DATA SECTION —
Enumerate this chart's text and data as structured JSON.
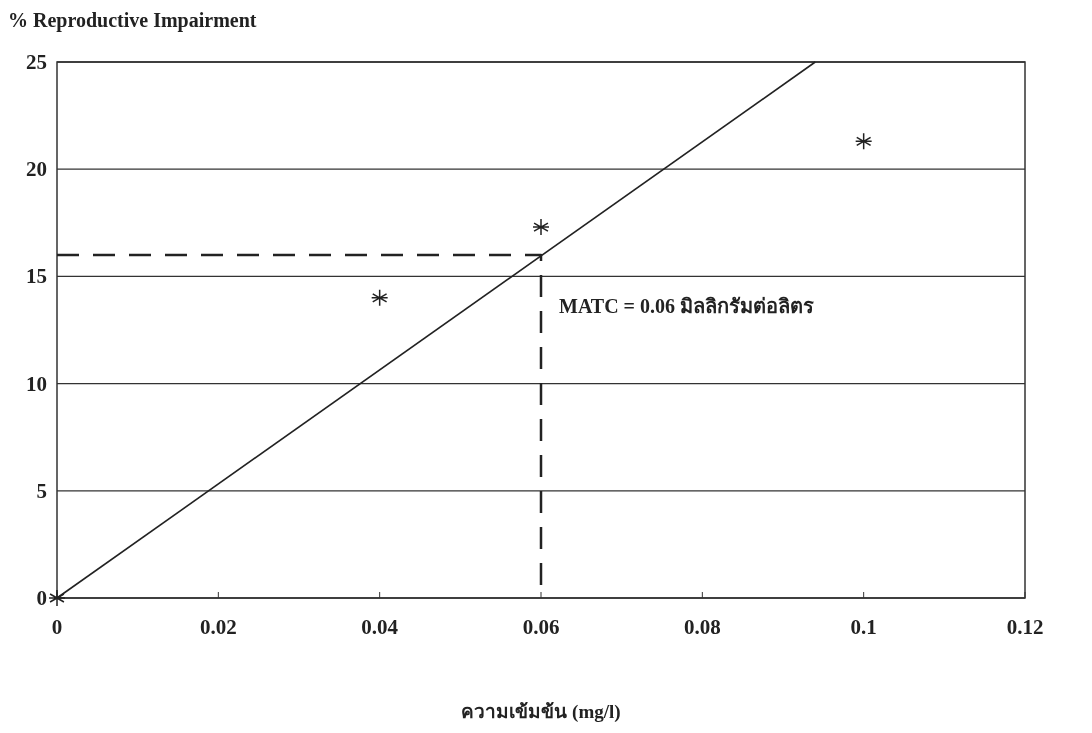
{
  "chart_data": {
    "type": "scatter",
    "ylabel": "% Reproductive Impairment",
    "xlabel": "ความเข้มข้น (mg/l)",
    "xlim": [
      0,
      0.12
    ],
    "xticks": [
      0,
      0.02,
      0.04,
      0.06,
      0.08,
      0.1,
      0.12
    ],
    "ylim": [
      0,
      25
    ],
    "yticks": [
      0,
      5,
      10,
      15,
      20,
      25
    ],
    "grid": "y",
    "series": [
      {
        "color": "#222222",
        "marker": "cross",
        "x": [
          0,
          0.04,
          0.06,
          0.1
        ],
        "values": [
          0,
          14,
          17.3,
          21.3
        ]
      },
      {
        "type": "line",
        "color": "#222222",
        "marker": "none",
        "line_style": "solid",
        "x": [
          0,
          0.094
        ],
        "values": [
          0,
          25
        ]
      },
      {
        "type": "line",
        "color": "#222222",
        "marker": "none",
        "line_style": "dashed",
        "x": [
          0,
          0.06,
          0.06
        ],
        "values": [
          16,
          16,
          0
        ]
      }
    ],
    "annotations": [
      {
        "text": "MATC = 0.06 มิลลิกรัมต่อลิตร",
        "x": 0.06,
        "y": 16
      }
    ]
  }
}
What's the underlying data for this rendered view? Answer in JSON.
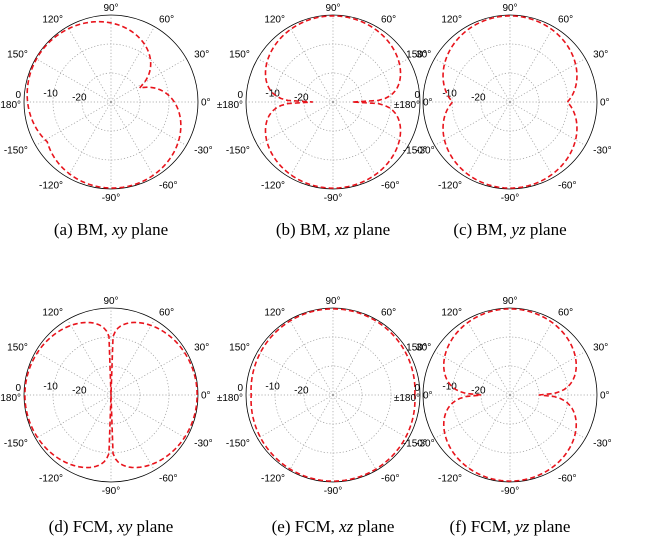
{
  "chart_data": [
    {
      "type": "polar",
      "caption": {
        "prefix": "(a) BM, ",
        "italic": "xy",
        "suffix": " plane"
      },
      "angle_labels": [
        "90°",
        "60°",
        "30°",
        "0°",
        "-30°",
        "-60°",
        "-90°",
        "-120°",
        "-150°",
        "0\n±180°",
        "150°",
        "120°"
      ],
      "radial_labels": [
        "-10",
        "-20"
      ],
      "r_ticks_db": [
        0,
        -10,
        -20,
        -30
      ],
      "r_min_db": -30,
      "curve_color": "#e8141c",
      "series": [
        {
          "type": "lobes",
          "min_db": -28,
          "lobes": [
            {
              "center_deg": 145,
              "width_deg": 160
            },
            {
              "center_deg": -85,
              "width_deg": 150
            }
          ]
        }
      ]
    },
    {
      "type": "polar",
      "caption": {
        "prefix": "(b) BM, ",
        "italic": "xz",
        "suffix": " plane"
      },
      "angle_labels": [
        "90°",
        "60°",
        "30°",
        "0°",
        "-30°",
        "-60°",
        "-90°",
        "-120°",
        "-150°",
        "0\n±180°",
        "150°",
        "120°"
      ],
      "radial_labels": [
        "-10",
        "-20"
      ],
      "r_ticks_db": [
        0,
        -10,
        -20,
        -30
      ],
      "r_min_db": -30,
      "curve_color": "#e8141c",
      "series": [
        {
          "type": "peanut",
          "min_db": -23,
          "sharpness": 0.6,
          "axis_deg": 90
        }
      ]
    },
    {
      "type": "polar",
      "caption": {
        "prefix": "(c) BM, ",
        "italic": "yz",
        "suffix": " plane"
      },
      "angle_labels": [
        "90°",
        "60°",
        "30°",
        "0°",
        "-30°",
        "-60°",
        "-90°",
        "-120°",
        "-150°",
        "0\n±180°",
        "150°",
        "120°"
      ],
      "radial_labels": [
        "-10",
        "-20"
      ],
      "r_ticks_db": [
        0,
        -10,
        -20,
        -30
      ],
      "r_min_db": -30,
      "curve_color": "#e8141c",
      "series": [
        {
          "type": "peanut",
          "min_db": -10,
          "sharpness": 1.0,
          "axis_deg": 90
        }
      ]
    },
    {
      "type": "polar",
      "caption": {
        "prefix": "(d) FCM, ",
        "italic": "xy",
        "suffix": " plane"
      },
      "angle_labels": [
        "90°",
        "60°",
        "30°",
        "0°",
        "-30°",
        "-60°",
        "-90°",
        "-120°",
        "-150°",
        "0\n±180°",
        "150°",
        "120°"
      ],
      "radial_labels": [
        "-10",
        "-20"
      ],
      "r_ticks_db": [
        0,
        -10,
        -20,
        -30
      ],
      "r_min_db": -30,
      "curve_color": "#e8141c",
      "series": [
        {
          "type": "peanut",
          "min_db": -30,
          "sharpness": 0.35,
          "axis_deg": 0
        }
      ]
    },
    {
      "type": "polar",
      "caption": {
        "prefix": "(e) FCM, ",
        "italic": "xz",
        "suffix": " plane"
      },
      "angle_labels": [
        "90°",
        "60°",
        "30°",
        "0°",
        "-30°",
        "-60°",
        "-90°",
        "-120°",
        "-150°",
        "0\n±180°",
        "150°",
        "120°"
      ],
      "radial_labels": [
        "-10",
        "-20"
      ],
      "r_ticks_db": [
        0,
        -10,
        -20,
        -30
      ],
      "r_min_db": -30,
      "curve_color": "#e8141c",
      "series": [
        {
          "type": "peanut",
          "min_db": -1.5,
          "sharpness": 1.0,
          "axis_deg": 90
        }
      ]
    },
    {
      "type": "polar",
      "caption": {
        "prefix": "(f) FCM, ",
        "italic": "yz",
        "suffix": " plane"
      },
      "angle_labels": [
        "90°",
        "60°",
        "30°",
        "0°",
        "-30°",
        "-60°",
        "-90°",
        "-120°",
        "-150°",
        "0\n±180°",
        "150°",
        "120°"
      ],
      "radial_labels": [
        "-10",
        "-20"
      ],
      "r_ticks_db": [
        0,
        -10,
        -20,
        -30
      ],
      "r_min_db": -30,
      "curve_color": "#e8141c",
      "series": [
        {
          "type": "peanut",
          "min_db": -20,
          "sharpness": 0.7,
          "axis_deg": 90
        }
      ]
    }
  ]
}
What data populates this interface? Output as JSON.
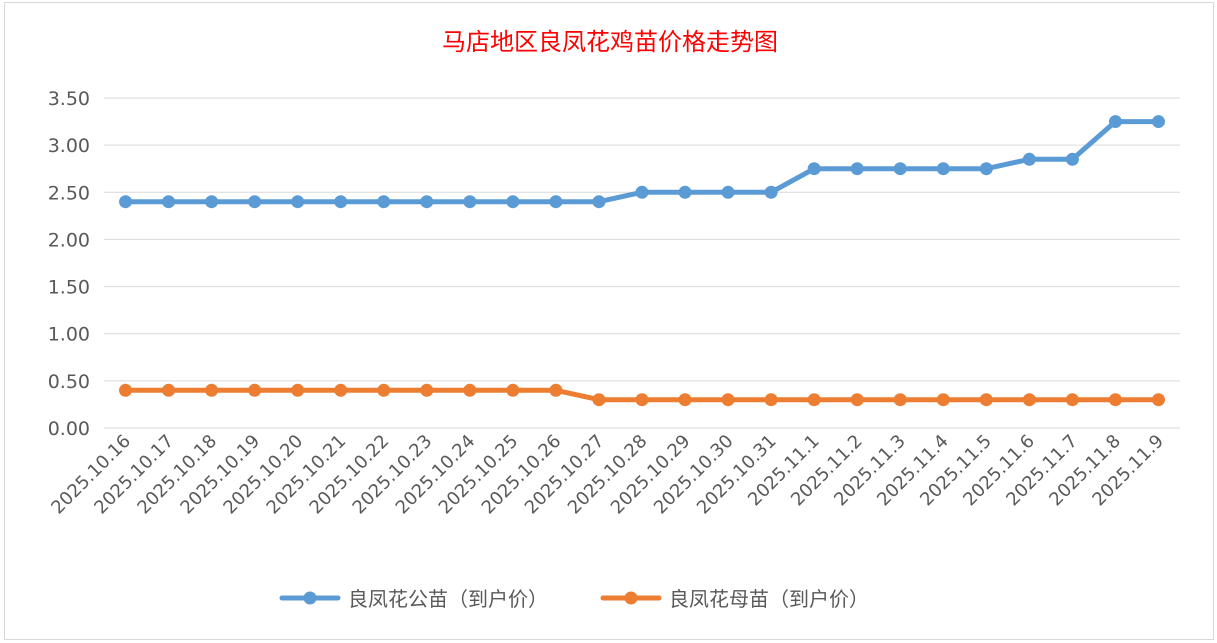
{
  "chart_data": {
    "type": "line",
    "title": "马店地区良凤花鸡苗价格走势图",
    "title_color": "#ff0000",
    "xlabel": "",
    "ylabel": "",
    "ylim": [
      0,
      3.5
    ],
    "yticks": [
      "0.00",
      "0.50",
      "1.00",
      "1.50",
      "2.00",
      "2.50",
      "3.00",
      "3.50"
    ],
    "grid": true,
    "legend_position": "bottom",
    "categories": [
      "2025.10.16",
      "2025.10.17",
      "2025.10.18",
      "2025.10.19",
      "2025.10.20",
      "2025.10.21",
      "2025.10.22",
      "2025.10.23",
      "2025.10.24",
      "2025.10.25",
      "2025.10.26",
      "2025.10.27",
      "2025.10.28",
      "2025.10.29",
      "2025.10.30",
      "2025.10.31",
      "2025.11.1",
      "2025.11.2",
      "2025.11.3",
      "2025.11.4",
      "2025.11.5",
      "2025.11.6",
      "2025.11.7",
      "2025.11.8",
      "2025.11.9"
    ],
    "series": [
      {
        "name": "良凤花公苗（到户价）",
        "color": "#5b9bd5",
        "values": [
          2.4,
          2.4,
          2.4,
          2.4,
          2.4,
          2.4,
          2.4,
          2.4,
          2.4,
          2.4,
          2.4,
          2.4,
          2.5,
          2.5,
          2.5,
          2.5,
          2.75,
          2.75,
          2.75,
          2.75,
          2.75,
          2.85,
          2.85,
          3.25,
          3.25
        ]
      },
      {
        "name": "良凤花母苗（到户价）",
        "color": "#ed7d31",
        "values": [
          0.4,
          0.4,
          0.4,
          0.4,
          0.4,
          0.4,
          0.4,
          0.4,
          0.4,
          0.4,
          0.4,
          0.3,
          0.3,
          0.3,
          0.3,
          0.3,
          0.3,
          0.3,
          0.3,
          0.3,
          0.3,
          0.3,
          0.3,
          0.3,
          0.3
        ]
      }
    ]
  }
}
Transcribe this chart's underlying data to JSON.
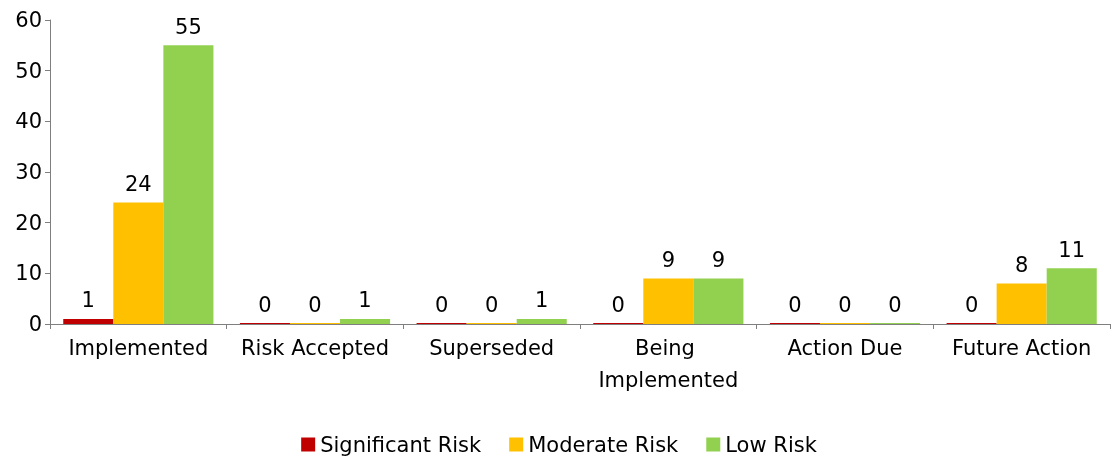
{
  "chart_data": {
    "type": "bar",
    "categories": [
      "Implemented",
      "Risk Accepted",
      "Superseded",
      "Being Implemented",
      "Action Due",
      "Future Action"
    ],
    "series": [
      {
        "name": "Significant Risk",
        "color": "#c00000",
        "values": [
          1,
          0,
          0,
          0,
          0,
          0
        ]
      },
      {
        "name": "Moderate Risk",
        "color": "#ffc000",
        "values": [
          24,
          0,
          0,
          9,
          0,
          8
        ]
      },
      {
        "name": "Low Risk",
        "color": "#92d050",
        "values": [
          55,
          1,
          1,
          9,
          0,
          11
        ]
      }
    ],
    "ylim": [
      0,
      60
    ],
    "yticks": [
      0,
      10,
      20,
      30,
      40,
      50,
      60
    ],
    "grid": false,
    "legend": "bottom",
    "data_labels": true
  }
}
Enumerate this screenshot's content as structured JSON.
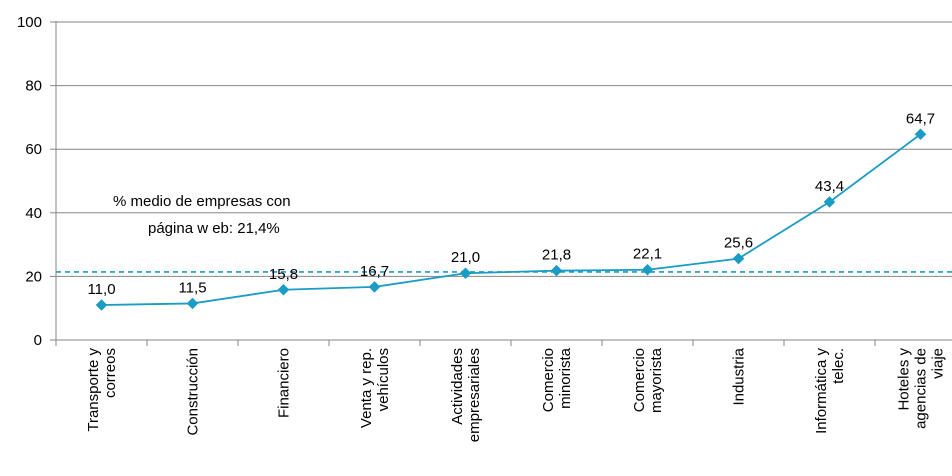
{
  "chart_data": {
    "type": "line",
    "categories": [
      [
        "Transporte y",
        "correos"
      ],
      [
        "Construcción"
      ],
      [
        "Financiero"
      ],
      [
        "Venta y rep.",
        "vehículos"
      ],
      [
        "Actividades",
        "empresariales"
      ],
      [
        "Comercio",
        "minorista"
      ],
      [
        "Comercio",
        "mayorista"
      ],
      [
        "Industria"
      ],
      [
        "Informática y",
        "telec."
      ],
      [
        "Hoteles y",
        "agencias de",
        "viaje"
      ]
    ],
    "series": [
      {
        "values": [
          11.0,
          11.5,
          15.8,
          16.7,
          21.0,
          21.8,
          22.1,
          25.6,
          43.4,
          64.7
        ],
        "data_labels": [
          "11,0",
          "11,5",
          "15,8",
          "16,7",
          "21,0",
          "21,8",
          "22,1",
          "25,6",
          "43,4",
          "64,7"
        ]
      }
    ],
    "reference_line": {
      "value": 21.4,
      "style": "dashed",
      "label_lines": [
        "% medio de empresas con",
        "página w eb: 21,4%"
      ]
    },
    "yticks": [
      "0",
      "20",
      "40",
      "60",
      "80",
      "100"
    ],
    "ylim": [
      0,
      100
    ],
    "grid": true,
    "colors": {
      "series": "#1a9cc4",
      "marker": "#1a9cc4",
      "reference": "#1a9cc4",
      "grid": "#868686",
      "axis": "#868686"
    }
  }
}
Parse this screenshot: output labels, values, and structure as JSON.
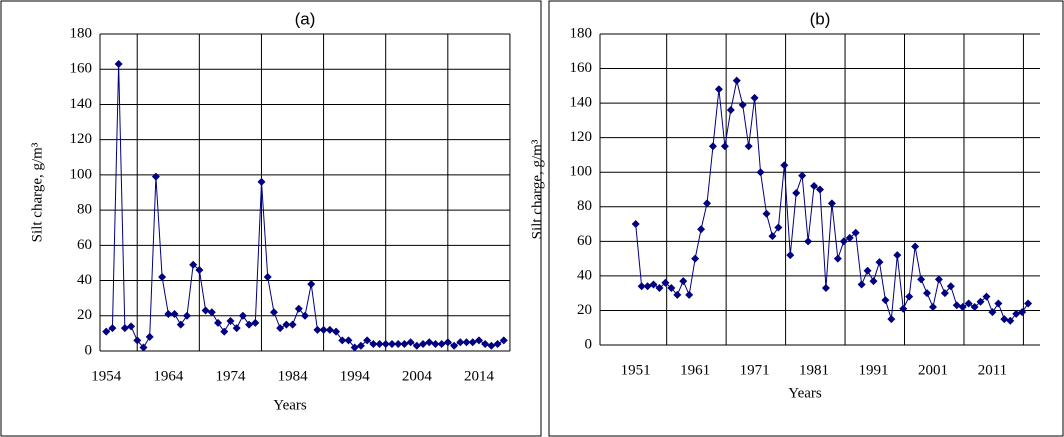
{
  "chart_data": [
    {
      "type": "line",
      "title": "(a)",
      "xlabel": "Years",
      "ylabel": "Silt charge, g/m³",
      "x": [
        1954,
        1955,
        1956,
        1957,
        1958,
        1959,
        1960,
        1961,
        1962,
        1963,
        1964,
        1965,
        1966,
        1967,
        1968,
        1969,
        1970,
        1971,
        1972,
        1973,
        1974,
        1975,
        1976,
        1977,
        1978,
        1979,
        1980,
        1981,
        1982,
        1983,
        1984,
        1985,
        1986,
        1987,
        1988,
        1989,
        1990,
        1991,
        1992,
        1993,
        1994,
        1995,
        1996,
        1997,
        1998,
        1999,
        2000,
        2001,
        2002,
        2003,
        2004,
        2005,
        2006,
        2007,
        2008,
        2009,
        2010,
        2011,
        2012,
        2013,
        2014,
        2015,
        2016,
        2017,
        2018
      ],
      "series": [
        {
          "name": "Silt charge",
          "color": "#000080",
          "values": [
            11,
            13,
            163,
            13,
            14,
            6,
            2,
            8,
            99,
            42,
            21,
            21,
            15,
            20,
            49,
            46,
            23,
            22,
            16,
            11,
            17,
            13,
            20,
            15,
            16,
            96,
            42,
            22,
            13,
            15,
            15,
            24,
            20,
            38,
            12,
            12,
            12,
            11,
            6,
            6,
            2,
            3,
            6,
            4,
            4,
            4,
            4,
            4,
            4,
            5,
            3,
            4,
            5,
            4,
            4,
            5,
            3,
            5,
            5,
            5,
            6,
            4,
            3,
            4,
            6
          ]
        }
      ],
      "xlim": [
        1953,
        2019
      ],
      "xticks": [
        1954,
        1964,
        1974,
        1984,
        1994,
        2004,
        2014
      ],
      "ylim": [
        0,
        180
      ],
      "yticks": [
        0,
        20,
        40,
        60,
        80,
        100,
        120,
        140,
        160,
        180
      ],
      "grid": true
    },
    {
      "type": "line",
      "title": "(b)",
      "xlabel": "Years",
      "ylabel": "Silt charge, g/m³",
      "x": [
        1951,
        1952,
        1953,
        1954,
        1955,
        1956,
        1957,
        1958,
        1959,
        1960,
        1961,
        1962,
        1963,
        1964,
        1965,
        1966,
        1967,
        1968,
        1969,
        1970,
        1971,
        1972,
        1973,
        1974,
        1975,
        1976,
        1977,
        1978,
        1979,
        1980,
        1981,
        1982,
        1983,
        1984,
        1985,
        1986,
        1987,
        1988,
        1989,
        1990,
        1991,
        1992,
        1993,
        1994,
        1995,
        1996,
        1997,
        1998,
        1999,
        2000,
        2001,
        2002,
        2003,
        2004,
        2005,
        2006,
        2007,
        2008,
        2009,
        2010,
        2011,
        2012,
        2013,
        2014,
        2015,
        2016,
        2017
      ],
      "series": [
        {
          "name": "Silt charge",
          "color": "#000080",
          "values": [
            70,
            34,
            34,
            35,
            33,
            36,
            33,
            29,
            37,
            29,
            50,
            67,
            82,
            115,
            148,
            115,
            136,
            153,
            139,
            115,
            143,
            100,
            76,
            63,
            68,
            104,
            52,
            88,
            98,
            60,
            92,
            90,
            33,
            82,
            50,
            60,
            62,
            65,
            35,
            43,
            37,
            48,
            26,
            15,
            52,
            21,
            28,
            57,
            38,
            30,
            22,
            38,
            30,
            34,
            23,
            22,
            24,
            22,
            25,
            28,
            19,
            24,
            15,
            14,
            18,
            19,
            24
          ]
        }
      ],
      "xlim": [
        1945,
        2019
      ],
      "xticks": [
        1951,
        1961,
        1971,
        1981,
        1991,
        2001,
        2011
      ],
      "ylim": [
        0,
        180
      ],
      "yticks": [
        0,
        20,
        40,
        60,
        80,
        100,
        120,
        140,
        160,
        180
      ],
      "grid": true
    }
  ]
}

WRITTEN PROBLEM —
Return every line above that contains the word "Enumerate".

EXERCISE RESPONSE —
Enumerate this chart's text and data as structured JSON.
Enumerate this screenshot's content as structured JSON.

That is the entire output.